◆ **Do this**
Output every entry exactly as written.

··· Records for the exercise

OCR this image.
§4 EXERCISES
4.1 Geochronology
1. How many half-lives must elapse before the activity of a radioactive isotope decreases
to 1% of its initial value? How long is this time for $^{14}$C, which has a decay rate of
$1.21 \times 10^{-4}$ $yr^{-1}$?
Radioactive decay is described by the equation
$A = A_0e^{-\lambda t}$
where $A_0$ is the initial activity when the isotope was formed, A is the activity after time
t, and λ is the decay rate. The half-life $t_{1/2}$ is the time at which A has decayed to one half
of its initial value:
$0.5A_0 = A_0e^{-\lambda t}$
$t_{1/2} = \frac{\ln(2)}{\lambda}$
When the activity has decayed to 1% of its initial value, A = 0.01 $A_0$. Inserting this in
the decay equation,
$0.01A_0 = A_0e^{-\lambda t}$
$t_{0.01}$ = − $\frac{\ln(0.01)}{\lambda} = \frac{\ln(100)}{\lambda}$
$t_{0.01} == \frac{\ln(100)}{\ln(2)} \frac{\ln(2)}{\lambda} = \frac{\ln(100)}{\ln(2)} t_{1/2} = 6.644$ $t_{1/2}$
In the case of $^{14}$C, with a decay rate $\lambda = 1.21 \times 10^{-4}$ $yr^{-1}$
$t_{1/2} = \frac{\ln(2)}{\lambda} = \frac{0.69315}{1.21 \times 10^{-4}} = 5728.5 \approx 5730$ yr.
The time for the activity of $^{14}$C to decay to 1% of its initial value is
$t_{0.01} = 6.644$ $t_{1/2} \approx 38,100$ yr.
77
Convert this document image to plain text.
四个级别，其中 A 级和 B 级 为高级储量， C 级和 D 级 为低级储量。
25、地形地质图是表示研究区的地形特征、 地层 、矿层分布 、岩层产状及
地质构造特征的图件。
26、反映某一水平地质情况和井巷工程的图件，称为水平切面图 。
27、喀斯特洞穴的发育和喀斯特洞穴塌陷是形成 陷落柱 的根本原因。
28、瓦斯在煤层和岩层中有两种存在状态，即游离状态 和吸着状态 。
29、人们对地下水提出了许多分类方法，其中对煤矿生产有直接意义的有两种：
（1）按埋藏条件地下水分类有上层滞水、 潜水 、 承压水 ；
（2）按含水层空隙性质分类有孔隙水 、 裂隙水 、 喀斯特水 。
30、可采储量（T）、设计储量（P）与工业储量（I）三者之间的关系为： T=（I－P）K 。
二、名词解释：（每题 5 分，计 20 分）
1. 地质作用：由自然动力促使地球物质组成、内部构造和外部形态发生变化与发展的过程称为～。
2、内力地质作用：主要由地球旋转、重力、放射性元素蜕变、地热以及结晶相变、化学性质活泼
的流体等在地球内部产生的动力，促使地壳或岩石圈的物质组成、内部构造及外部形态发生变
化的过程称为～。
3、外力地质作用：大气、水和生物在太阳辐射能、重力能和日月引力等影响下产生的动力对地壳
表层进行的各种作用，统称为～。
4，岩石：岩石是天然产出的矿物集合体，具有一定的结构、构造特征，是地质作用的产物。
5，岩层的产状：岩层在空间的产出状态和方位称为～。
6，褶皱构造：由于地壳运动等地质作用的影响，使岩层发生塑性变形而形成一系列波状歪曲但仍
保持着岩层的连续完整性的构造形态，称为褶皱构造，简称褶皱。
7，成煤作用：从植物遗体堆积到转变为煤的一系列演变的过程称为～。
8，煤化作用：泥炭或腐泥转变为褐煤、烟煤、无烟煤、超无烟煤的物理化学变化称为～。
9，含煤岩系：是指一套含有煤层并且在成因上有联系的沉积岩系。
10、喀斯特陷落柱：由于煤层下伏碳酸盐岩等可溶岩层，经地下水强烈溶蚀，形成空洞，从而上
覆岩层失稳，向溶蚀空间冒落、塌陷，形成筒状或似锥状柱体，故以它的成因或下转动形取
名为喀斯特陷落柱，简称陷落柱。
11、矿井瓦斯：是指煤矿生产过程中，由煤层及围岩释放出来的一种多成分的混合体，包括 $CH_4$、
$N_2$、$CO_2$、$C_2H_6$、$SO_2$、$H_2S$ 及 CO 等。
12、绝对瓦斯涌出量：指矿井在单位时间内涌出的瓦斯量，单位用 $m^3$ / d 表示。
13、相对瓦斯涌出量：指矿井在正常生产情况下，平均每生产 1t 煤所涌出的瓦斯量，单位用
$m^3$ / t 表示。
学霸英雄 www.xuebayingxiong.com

······

◆ **Answer below**
OCR this image.
§4 EXERCISES
4.1 Geochronology
1. How many half-lives must elapse before the activity of a radioactive isotope decreases
to 1% of its initial value? How long is this time for $^{14}$C, which has a decay rate of
$1.21 \times 10^{-4}$ $yr^{-1}$?
Radioactive decay is described by the equation
$A = A_0e^{-\lambda t}$
where $A_0$ is the initial activity when the isotope was formed, A is the activity after time
t, and λ is the decay rate. The half-life $t_{1/2}$ is the time at which A has decayed to one half
of its initial value:
$0.5A_0 = A_0e^{-\lambda t}$
$t_{1/2} = \frac{\ln(2)}{\lambda}$
When the activity has decayed to 1% of its initial value, A = 0.01 $A_0$. Inserting this in
the decay equation,
$0.01A_0 = A_0e^{-\lambda t}$
$t_{0.01}$ = − $\frac{\ln(0.01)}{\lambda} = \frac{\ln(100)}{\lambda}$
$t_{0.01} == \frac{\ln(100)}{\ln(2)} \frac{\ln(2)}{\lambda} = \frac{\ln(100)}{\ln(2)} t_{1/2} = 6.644$ $t_{1/2}$
In the case of $^{14}$C, with a decay rate $\lambda = 1.21 \times 10^{-4}$ $yr^{-1}$
$t_{1/2} = \frac{\ln(2)}{\lambda} = \frac{0.69315}{1.21 \times 10^{-4}} = 5728.5 \approx 5730$ yr.
The time for the activity of $^{14}$C to decay to 1% of its initial value is
$t_{0.01} = 6.644$ $t_{1/2} \approx 38,100$ yr.
77
Convert this document image to plain text.
四个级别，其中 A 级和 B 级 为高级储量， C 级和 D 级 为低级储量。
25、地形地质图是表示研究区的地形特征、 地层 、矿层分布 、岩层产状及
地质构造特征的图件。
26、反映某一水平地质情况和井巷工程的图件，称为水平切面图 。
27、喀斯特洞穴的发育和喀斯特洞穴塌陷是形成 陷落柱 的根本原因。
28、瓦斯在煤层和岩层中有两种存在状态，即游离状态 和吸着状态 。
29、人们对地下水提出了许多分类方法，其中对煤矿生产有直接意义的有两种：
（1）按埋藏条件地下水分类有上层滞水、 潜水 、 承压水 ；
（2）按含水层空隙性质分类有孔隙水 、 裂隙水 、 喀斯特水 。
30、可采储量（T）、设计储量（P）与工业储量（I）三者之间的关系为： T=（I－P）K 。
二、名词解释：（每题 5 分，计 20 分）
1. 地质作用：由自然动力促使地球物质组成、内部构造和外部形态发生变化与发展的过程称为～。
2、内力地质作用：主要由地球旋转、重力、放射性元素蜕变、地热以及结晶相变、化学性质活泼
的流体等在地球内部产生的动力，促使地壳或岩石圈的物质组成、内部构造及外部形态发生变
化的过程称为～。
3、外力地质作用：大气、水和生物在太阳辐射能、重力能和日月引力等影响下产生的动力对地壳
表层进行的各种作用，统称为～。
4，岩石：岩石是天然产出的矿物集合体，具有一定的结构、构造特征，是地质作用的产物。
5，岩层的产状：岩层在空间的产出状态和方位称为～。
6，褶皱构造：由于地壳运动等地质作用的影响，使岩层发生塑性变形而形成一系列波状歪曲但仍
保持着岩层的连续完整性的构造形态，称为褶皱构造，简称褶皱。
7，成煤作用：从植物遗体堆积到转变为煤的一系列演变的过程称为～。
8，煤化作用：泥炭或腐泥转变为褐煤、烟煤、无烟煤、超无烟煤的物理化学变化称为～。
9，含煤岩系：是指一套含有煤层并且在成因上有联系的沉积岩系。
10、喀斯特陷落柱：由于煤层下伏碳酸盐岩等可溶岩层，经地下水强烈溶蚀，形成空洞，从而上
覆岩层失稳，向溶蚀空间冒落、塌陷，形成筒状或似锥状柱体，故以它的成因或下转动形取
名为喀斯特陷落柱，简称陷落柱。
11、矿井瓦斯：是指煤矿生产过程中，由煤层及围岩释放出来的一种多成分的混合体，包括 $CH_4$、
$N_2$、$CO_2$、$C_2H_6$、$SO_2$、$H_2S$ 及 CO 等。
12、绝对瓦斯涌出量：指矿井在单位时间内涌出的瓦斯量，单位用 $m^3$ / d 表示。
13、相对瓦斯涌出量：指矿井在正常生产情况下，平均每生产 1t 煤所涌出的瓦斯量，单位用
$m^3$ / t 表示。
学霸英雄 www.xuebayingxiong.com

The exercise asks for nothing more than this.